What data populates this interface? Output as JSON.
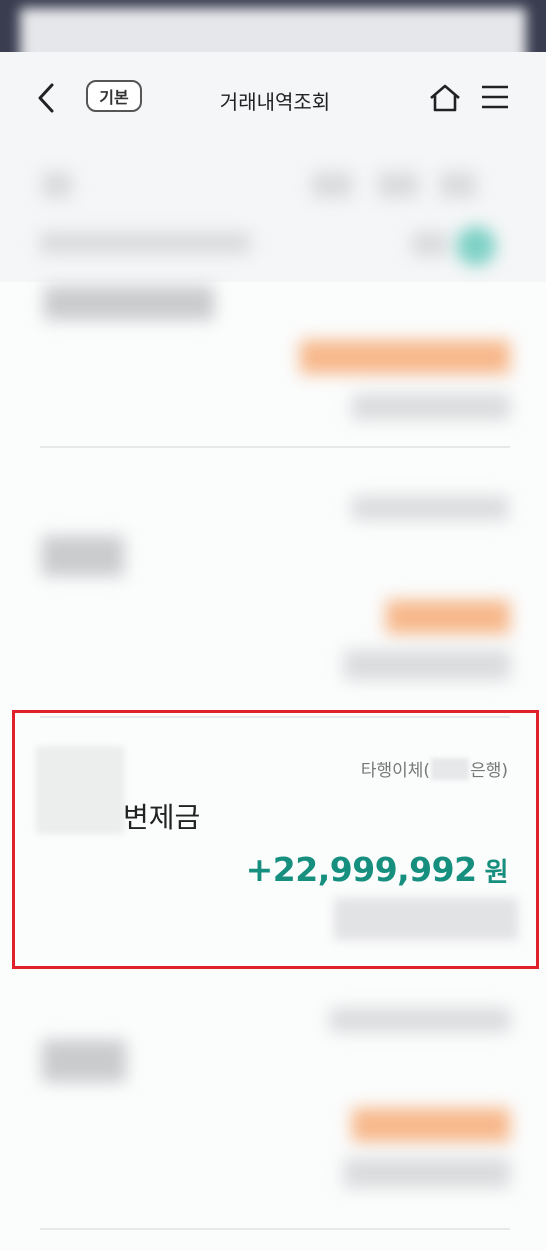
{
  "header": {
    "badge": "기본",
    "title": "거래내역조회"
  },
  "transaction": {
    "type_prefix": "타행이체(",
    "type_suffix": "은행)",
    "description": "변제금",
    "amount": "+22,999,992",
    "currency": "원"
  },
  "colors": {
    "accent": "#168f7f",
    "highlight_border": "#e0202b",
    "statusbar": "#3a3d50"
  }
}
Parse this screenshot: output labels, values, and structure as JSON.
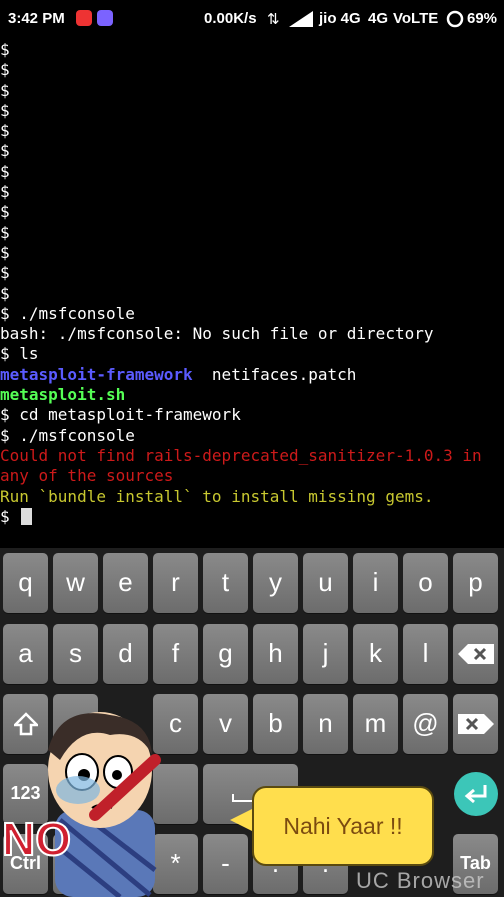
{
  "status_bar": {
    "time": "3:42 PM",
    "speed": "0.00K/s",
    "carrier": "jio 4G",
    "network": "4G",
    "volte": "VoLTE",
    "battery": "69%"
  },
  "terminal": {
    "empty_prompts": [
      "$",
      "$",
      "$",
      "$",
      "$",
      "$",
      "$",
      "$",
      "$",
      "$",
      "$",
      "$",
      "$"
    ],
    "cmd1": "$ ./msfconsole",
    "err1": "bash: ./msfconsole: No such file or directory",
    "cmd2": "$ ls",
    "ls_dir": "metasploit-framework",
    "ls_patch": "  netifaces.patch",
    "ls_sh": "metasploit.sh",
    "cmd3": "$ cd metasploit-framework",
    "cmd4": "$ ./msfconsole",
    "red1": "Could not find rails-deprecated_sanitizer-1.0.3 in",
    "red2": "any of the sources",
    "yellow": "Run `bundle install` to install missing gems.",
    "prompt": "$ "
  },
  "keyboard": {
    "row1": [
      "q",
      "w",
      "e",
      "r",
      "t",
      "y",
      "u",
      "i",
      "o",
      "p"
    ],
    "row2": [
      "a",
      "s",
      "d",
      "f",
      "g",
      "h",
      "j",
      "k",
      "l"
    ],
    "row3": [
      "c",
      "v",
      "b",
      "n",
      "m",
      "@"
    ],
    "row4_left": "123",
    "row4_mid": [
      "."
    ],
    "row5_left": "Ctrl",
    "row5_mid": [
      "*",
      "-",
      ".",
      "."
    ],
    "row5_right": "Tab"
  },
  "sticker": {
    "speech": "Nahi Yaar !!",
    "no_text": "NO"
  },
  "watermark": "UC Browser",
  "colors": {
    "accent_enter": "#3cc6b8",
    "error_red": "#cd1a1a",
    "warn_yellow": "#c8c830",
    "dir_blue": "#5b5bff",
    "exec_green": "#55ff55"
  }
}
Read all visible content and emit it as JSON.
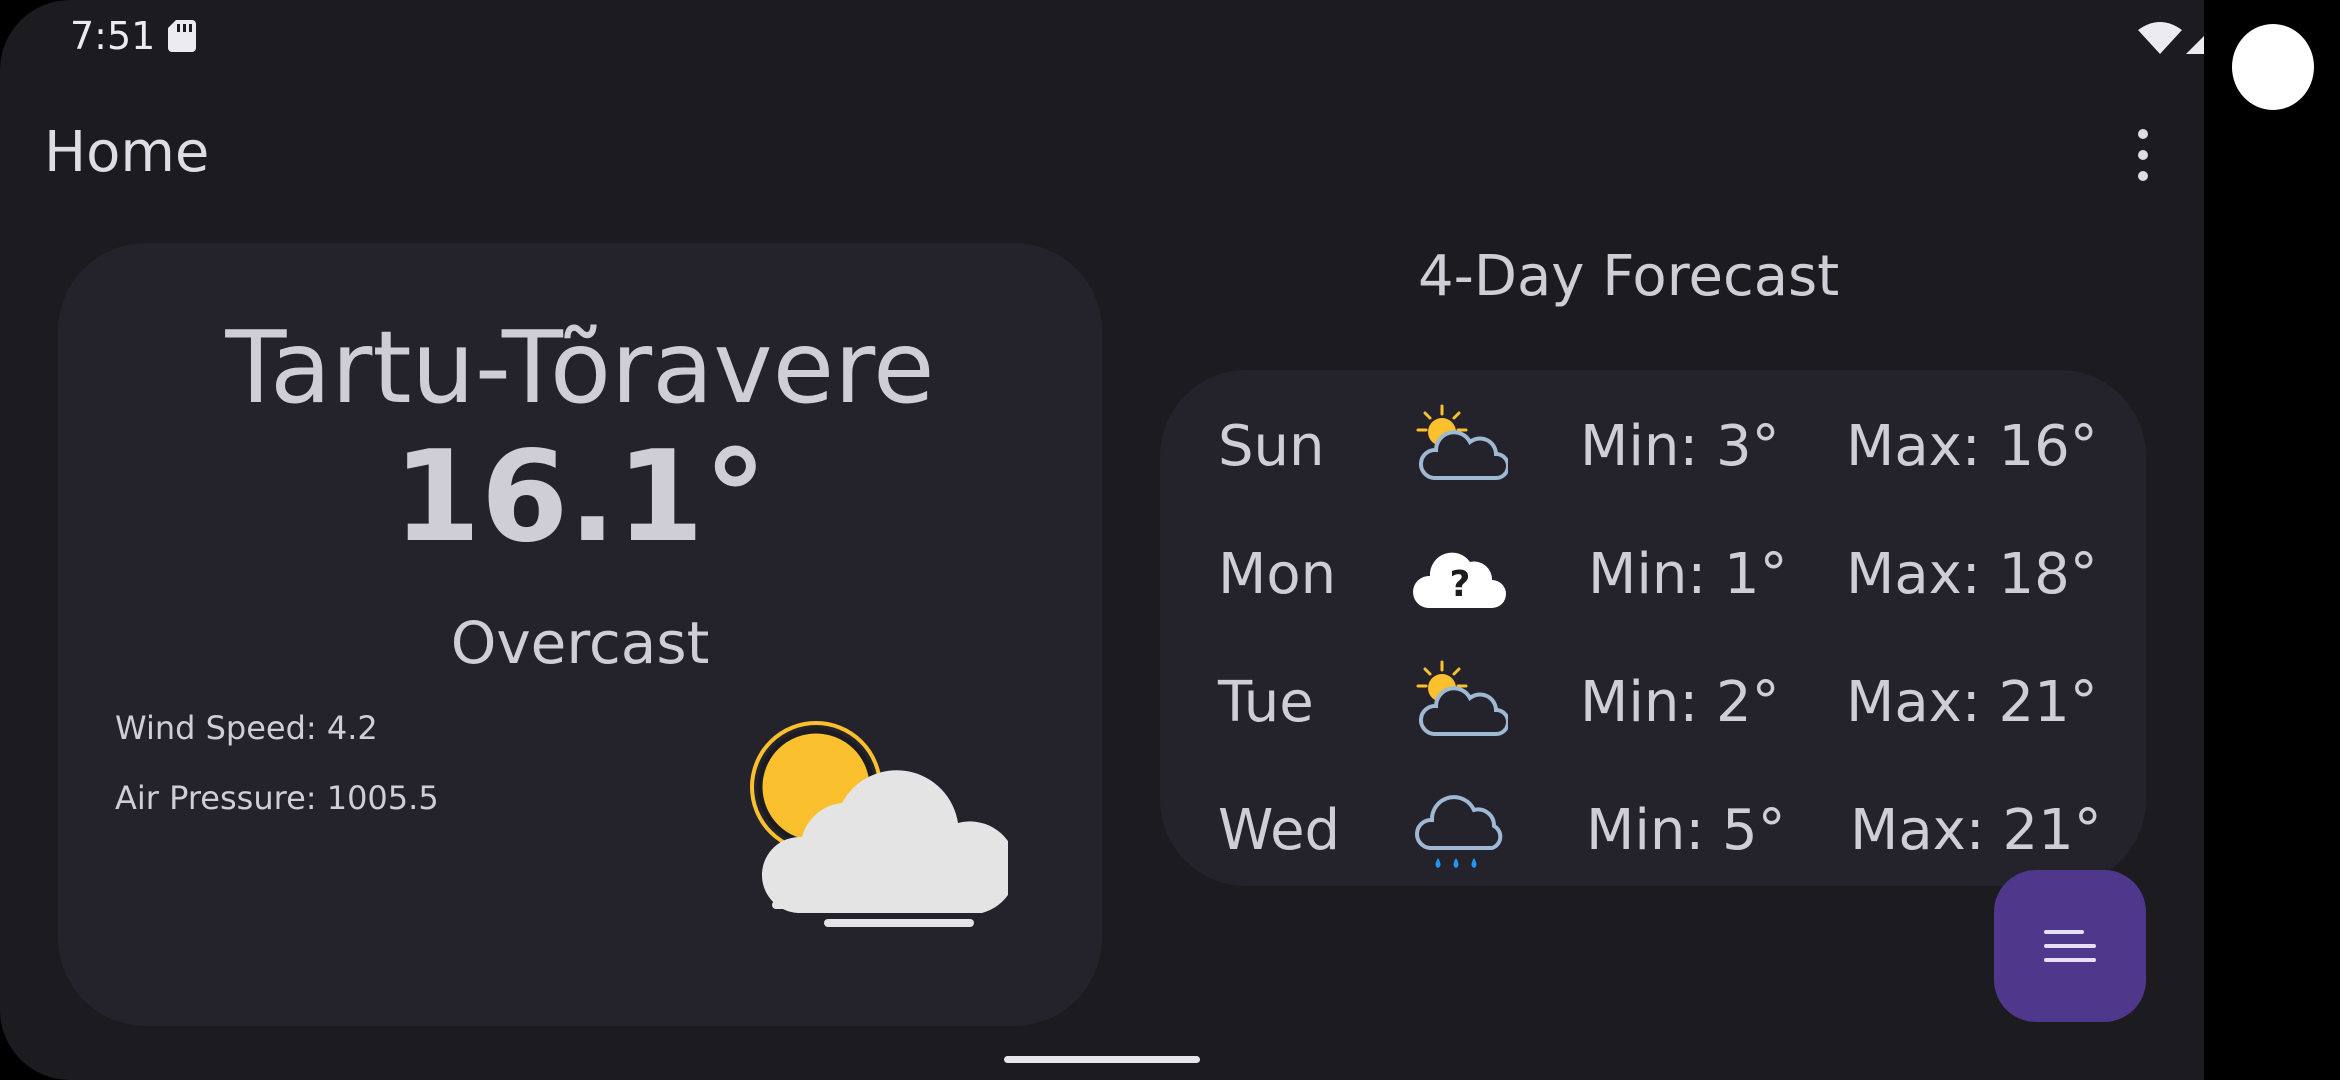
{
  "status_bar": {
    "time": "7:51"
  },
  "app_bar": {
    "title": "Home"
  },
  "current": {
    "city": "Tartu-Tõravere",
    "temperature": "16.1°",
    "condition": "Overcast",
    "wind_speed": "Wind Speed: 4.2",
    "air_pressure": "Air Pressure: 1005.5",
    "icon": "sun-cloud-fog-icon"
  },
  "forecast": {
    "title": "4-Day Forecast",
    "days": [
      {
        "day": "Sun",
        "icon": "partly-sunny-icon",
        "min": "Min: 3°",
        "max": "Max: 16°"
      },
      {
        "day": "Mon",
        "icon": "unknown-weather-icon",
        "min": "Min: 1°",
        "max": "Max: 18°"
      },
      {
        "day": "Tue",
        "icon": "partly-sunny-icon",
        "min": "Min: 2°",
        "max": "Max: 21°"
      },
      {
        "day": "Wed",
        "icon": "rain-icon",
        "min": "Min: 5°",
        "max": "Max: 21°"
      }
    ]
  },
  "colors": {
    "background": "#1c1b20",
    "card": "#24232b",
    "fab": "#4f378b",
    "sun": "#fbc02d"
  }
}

* What is expected
Beginning with the line containing "Read all visible content and emit it as JSON." and ending with the last line of the material, output each line exactly; do not include pictures.

* Answer below
Read all visible content and emit it as JSON.
{
  "status_bar": {
    "time": "7:51"
  },
  "app_bar": {
    "title": "Home"
  },
  "current": {
    "city": "Tartu-Tõravere",
    "temperature": "16.1°",
    "condition": "Overcast",
    "wind_speed": "Wind Speed: 4.2",
    "air_pressure": "Air Pressure: 1005.5",
    "icon": "sun-cloud-fog-icon"
  },
  "forecast": {
    "title": "4-Day Forecast",
    "days": [
      {
        "day": "Sun",
        "icon": "partly-sunny-icon",
        "min": "Min: 3°",
        "max": "Max: 16°"
      },
      {
        "day": "Mon",
        "icon": "unknown-weather-icon",
        "min": "Min: 1°",
        "max": "Max: 18°"
      },
      {
        "day": "Tue",
        "icon": "partly-sunny-icon",
        "min": "Min: 2°",
        "max": "Max: 21°"
      },
      {
        "day": "Wed",
        "icon": "rain-icon",
        "min": "Min: 5°",
        "max": "Max: 21°"
      }
    ]
  },
  "colors": {
    "background": "#1c1b20",
    "card": "#24232b",
    "fab": "#4f378b",
    "sun": "#fbc02d"
  }
}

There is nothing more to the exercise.